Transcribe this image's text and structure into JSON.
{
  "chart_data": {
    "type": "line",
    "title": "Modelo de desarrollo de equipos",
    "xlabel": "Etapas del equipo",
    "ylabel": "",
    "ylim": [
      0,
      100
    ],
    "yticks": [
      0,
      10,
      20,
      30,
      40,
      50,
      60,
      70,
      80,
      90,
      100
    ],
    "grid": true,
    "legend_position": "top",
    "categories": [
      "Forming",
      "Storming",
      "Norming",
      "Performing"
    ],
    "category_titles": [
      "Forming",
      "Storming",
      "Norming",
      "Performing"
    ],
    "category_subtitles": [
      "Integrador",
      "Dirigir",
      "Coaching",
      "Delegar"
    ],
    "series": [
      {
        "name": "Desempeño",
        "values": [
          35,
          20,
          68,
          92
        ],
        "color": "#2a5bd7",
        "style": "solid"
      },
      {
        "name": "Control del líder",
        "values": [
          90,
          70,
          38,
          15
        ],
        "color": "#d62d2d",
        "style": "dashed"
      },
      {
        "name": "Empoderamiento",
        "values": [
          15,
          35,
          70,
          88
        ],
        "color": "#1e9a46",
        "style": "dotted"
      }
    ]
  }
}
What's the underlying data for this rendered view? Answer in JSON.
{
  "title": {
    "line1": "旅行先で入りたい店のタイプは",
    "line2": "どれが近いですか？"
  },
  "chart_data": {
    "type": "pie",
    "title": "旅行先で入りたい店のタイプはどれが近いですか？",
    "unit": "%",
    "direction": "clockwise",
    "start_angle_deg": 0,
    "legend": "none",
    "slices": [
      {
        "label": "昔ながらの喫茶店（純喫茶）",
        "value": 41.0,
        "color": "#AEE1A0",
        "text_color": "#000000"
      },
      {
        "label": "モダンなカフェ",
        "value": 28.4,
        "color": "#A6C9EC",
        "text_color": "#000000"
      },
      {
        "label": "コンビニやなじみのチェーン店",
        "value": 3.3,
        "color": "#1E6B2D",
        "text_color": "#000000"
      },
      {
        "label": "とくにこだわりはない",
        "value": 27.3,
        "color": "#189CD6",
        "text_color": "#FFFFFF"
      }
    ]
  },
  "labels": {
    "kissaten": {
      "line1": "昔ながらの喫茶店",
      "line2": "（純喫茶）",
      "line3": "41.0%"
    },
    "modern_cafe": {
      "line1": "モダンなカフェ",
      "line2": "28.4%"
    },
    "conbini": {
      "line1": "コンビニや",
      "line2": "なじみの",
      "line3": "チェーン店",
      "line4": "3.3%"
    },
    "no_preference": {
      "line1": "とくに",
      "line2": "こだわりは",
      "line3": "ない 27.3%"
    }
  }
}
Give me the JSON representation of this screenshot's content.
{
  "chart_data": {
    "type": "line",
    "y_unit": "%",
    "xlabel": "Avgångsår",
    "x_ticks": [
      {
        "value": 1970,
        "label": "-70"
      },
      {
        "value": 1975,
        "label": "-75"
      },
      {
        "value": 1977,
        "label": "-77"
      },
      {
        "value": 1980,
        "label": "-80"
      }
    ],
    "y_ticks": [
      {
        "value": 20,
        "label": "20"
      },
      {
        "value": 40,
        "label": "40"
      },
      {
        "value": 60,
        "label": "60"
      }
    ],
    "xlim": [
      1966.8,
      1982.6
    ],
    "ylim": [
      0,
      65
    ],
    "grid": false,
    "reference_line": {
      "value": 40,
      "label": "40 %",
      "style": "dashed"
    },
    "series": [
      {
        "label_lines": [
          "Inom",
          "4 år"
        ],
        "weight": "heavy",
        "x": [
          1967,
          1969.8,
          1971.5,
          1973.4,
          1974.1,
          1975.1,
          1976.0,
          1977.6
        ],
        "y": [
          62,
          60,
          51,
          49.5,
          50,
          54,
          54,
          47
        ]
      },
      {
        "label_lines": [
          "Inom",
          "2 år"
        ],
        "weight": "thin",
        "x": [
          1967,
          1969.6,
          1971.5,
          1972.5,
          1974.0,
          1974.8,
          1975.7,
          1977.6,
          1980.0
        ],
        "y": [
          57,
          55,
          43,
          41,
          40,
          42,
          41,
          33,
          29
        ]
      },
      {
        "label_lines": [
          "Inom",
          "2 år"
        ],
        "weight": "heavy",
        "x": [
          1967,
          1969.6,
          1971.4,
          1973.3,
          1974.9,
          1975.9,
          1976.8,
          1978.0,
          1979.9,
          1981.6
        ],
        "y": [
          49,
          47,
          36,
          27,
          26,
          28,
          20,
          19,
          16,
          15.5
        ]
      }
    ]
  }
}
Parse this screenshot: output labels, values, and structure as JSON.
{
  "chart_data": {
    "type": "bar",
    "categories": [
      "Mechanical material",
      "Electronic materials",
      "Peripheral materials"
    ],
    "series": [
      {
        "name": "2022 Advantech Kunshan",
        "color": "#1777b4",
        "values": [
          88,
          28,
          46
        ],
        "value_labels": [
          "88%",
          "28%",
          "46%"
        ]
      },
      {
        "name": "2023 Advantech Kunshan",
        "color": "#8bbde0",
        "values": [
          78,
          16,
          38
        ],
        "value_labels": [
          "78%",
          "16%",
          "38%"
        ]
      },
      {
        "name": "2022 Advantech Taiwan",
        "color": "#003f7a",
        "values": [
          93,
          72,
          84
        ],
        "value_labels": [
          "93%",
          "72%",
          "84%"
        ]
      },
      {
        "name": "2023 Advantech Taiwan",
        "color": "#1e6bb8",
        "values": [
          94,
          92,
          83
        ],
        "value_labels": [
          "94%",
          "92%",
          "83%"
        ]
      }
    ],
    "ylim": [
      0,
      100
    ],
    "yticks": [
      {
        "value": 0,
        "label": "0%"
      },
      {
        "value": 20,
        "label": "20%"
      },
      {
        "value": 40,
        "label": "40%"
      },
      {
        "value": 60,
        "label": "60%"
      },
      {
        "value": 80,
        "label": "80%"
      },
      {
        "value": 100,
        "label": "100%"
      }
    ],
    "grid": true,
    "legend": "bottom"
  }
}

● SHORT EXERCISE
Take the entries above and transcribe them exactly.

● WRITTEN RESPONSE
Transcribe this image's text and structure into JSON.
{
  "chart_data": {
    "type": "line",
    "title": "Modelo de desarrollo de equipos",
    "xlabel": "Etapas del equipo",
    "ylabel": "",
    "ylim": [
      0,
      100
    ],
    "yticks": [
      0,
      10,
      20,
      30,
      40,
      50,
      60,
      70,
      80,
      90,
      100
    ],
    "grid": true,
    "legend_position": "top",
    "categories": [
      "Forming",
      "Storming",
      "Norming",
      "Performing"
    ],
    "category_titles": [
      "Forming",
      "Storming",
      "Norming",
      "Performing"
    ],
    "category_subtitles": [
      "Integrador",
      "Dirigir",
      "Coaching",
      "Delegar"
    ],
    "series": [
      {
        "name": "Desempeño",
        "values": [
          35,
          20,
          68,
          92
        ],
        "color": "#2a5bd7",
        "style": "solid"
      },
      {
        "name": "Control del líder",
        "values": [
          90,
          70,
          38,
          15
        ],
        "color": "#d62d2d",
        "style": "dashed"
      },
      {
        "name": "Empoderamiento",
        "values": [
          15,
          35,
          70,
          88
        ],
        "color": "#1e9a46",
        "style": "dotted"
      }
    ]
  }
}
What's the underlying data for this rendered view? Answer in JSON.
{
  "title": {
    "line1": "旅行先で入りたい店のタイプは",
    "line2": "どれが近いですか？"
  },
  "chart_data": {
    "type": "pie",
    "title": "旅行先で入りたい店のタイプはどれが近いですか？",
    "unit": "%",
    "direction": "clockwise",
    "start_angle_deg": 0,
    "legend": "none",
    "slices": [
      {
        "label": "昔ながらの喫茶店（純喫茶）",
        "value": 41.0,
        "color": "#AEE1A0",
        "text_color": "#000000"
      },
      {
        "label": "モダンなカフェ",
        "value": 28.4,
        "color": "#A6C9EC",
        "text_color": "#000000"
      },
      {
        "label": "コンビニやなじみのチェーン店",
        "value": 3.3,
        "color": "#1E6B2D",
        "text_color": "#000000"
      },
      {
        "label": "とくにこだわりはない",
        "value": 27.3,
        "color": "#189CD6",
        "text_color": "#FFFFFF"
      }
    ]
  },
  "labels": {
    "kissaten": {
      "line1": "昔ながらの喫茶店",
      "line2": "（純喫茶）",
      "line3": "41.0%"
    },
    "modern_cafe": {
      "line1": "モダンなカフェ",
      "line2": "28.4%"
    },
    "conbini": {
      "line1": "コンビニや",
      "line2": "なじみの",
      "line3": "チェーン店",
      "line4": "3.3%"
    },
    "no_preference": {
      "line1": "とくに",
      "line2": "こだわりは",
      "line3": "ない 27.3%"
    }
  }
}
Give me the JSON representation of this screenshot's content.
{
  "chart_data": {
    "type": "line",
    "y_unit": "%",
    "xlabel": "Avgångsår",
    "x_ticks": [
      {
        "value": 1970,
        "label": "-70"
      },
      {
        "value": 1975,
        "label": "-75"
      },
      {
        "value": 1977,
        "label": "-77"
      },
      {
        "value": 1980,
        "label": "-80"
      }
    ],
    "y_ticks": [
      {
        "value": 20,
        "label": "20"
      },
      {
        "value": 40,
        "label": "40"
      },
      {
        "value": 60,
        "label": "60"
      }
    ],
    "xlim": [
      1966.8,
      1982.6
    ],
    "ylim": [
      0,
      65
    ],
    "grid": false,
    "reference_line": {
      "value": 40,
      "label": "40 %",
      "style": "dashed"
    },
    "series": [
      {
        "label_lines": [
          "Inom",
          "4 år"
        ],
        "weight": "heavy",
        "x": [
          1967,
          1969.8,
          1971.5,
          1973.4,
          1974.1,
          1975.1,
          1976.0,
          1977.6
        ],
        "y": [
          62,
          60,
          51,
          49.5,
          50,
          54,
          54,
          47
        ]
      },
      {
        "label_lines": [
          "Inom",
          "2 år"
        ],
        "weight": "thin",
        "x": [
          1967,
          1969.6,
          1971.5,
          1972.5,
          1974.0,
          1974.8,
          1975.7,
          1977.6,
          1980.0
        ],
        "y": [
          57,
          55,
          43,
          41,
          40,
          42,
          41,
          33,
          29
        ]
      },
      {
        "label_lines": [
          "Inom",
          "2 år"
        ],
        "weight": "heavy",
        "x": [
          1967,
          1969.6,
          1971.4,
          1973.3,
          1974.9,
          1975.9,
          1976.8,
          1978.0,
          1979.9,
          1981.6
        ],
        "y": [
          49,
          47,
          36,
          27,
          26,
          28,
          20,
          19,
          16,
          15.5
        ]
      }
    ]
  }
}
Parse this screenshot: output labels, values, and structure as JSON.
{
  "chart_data": {
    "type": "bar",
    "categories": [
      "Mechanical material",
      "Electronic materials",
      "Peripheral materials"
    ],
    "series": [
      {
        "name": "2022 Advantech Kunshan",
        "color": "#1777b4",
        "values": [
          88,
          28,
          46
        ],
        "value_labels": [
          "88%",
          "28%",
          "46%"
        ]
      },
      {
        "name": "2023 Advantech Kunshan",
        "color": "#8bbde0",
        "values": [
          78,
          16,
          38
        ],
        "value_labels": [
          "78%",
          "16%",
          "38%"
        ]
      },
      {
        "name": "2022 Advantech Taiwan",
        "color": "#003f7a",
        "values": [
          93,
          72,
          84
        ],
        "value_labels": [
          "93%",
          "72%",
          "84%"
        ]
      },
      {
        "name": "2023 Advantech Taiwan",
        "color": "#1e6bb8",
        "values": [
          94,
          92,
          83
        ],
        "value_labels": [
          "94%",
          "92%",
          "83%"
        ]
      }
    ],
    "ylim": [
      0,
      100
    ],
    "yticks": [
      {
        "value": 0,
        "label": "0%"
      },
      {
        "value": 20,
        "label": "20%"
      },
      {
        "value": 40,
        "label": "40%"
      },
      {
        "value": 60,
        "label": "60%"
      },
      {
        "value": 80,
        "label": "80%"
      },
      {
        "value": 100,
        "label": "100%"
      }
    ],
    "grid": true,
    "legend": "bottom"
  }
}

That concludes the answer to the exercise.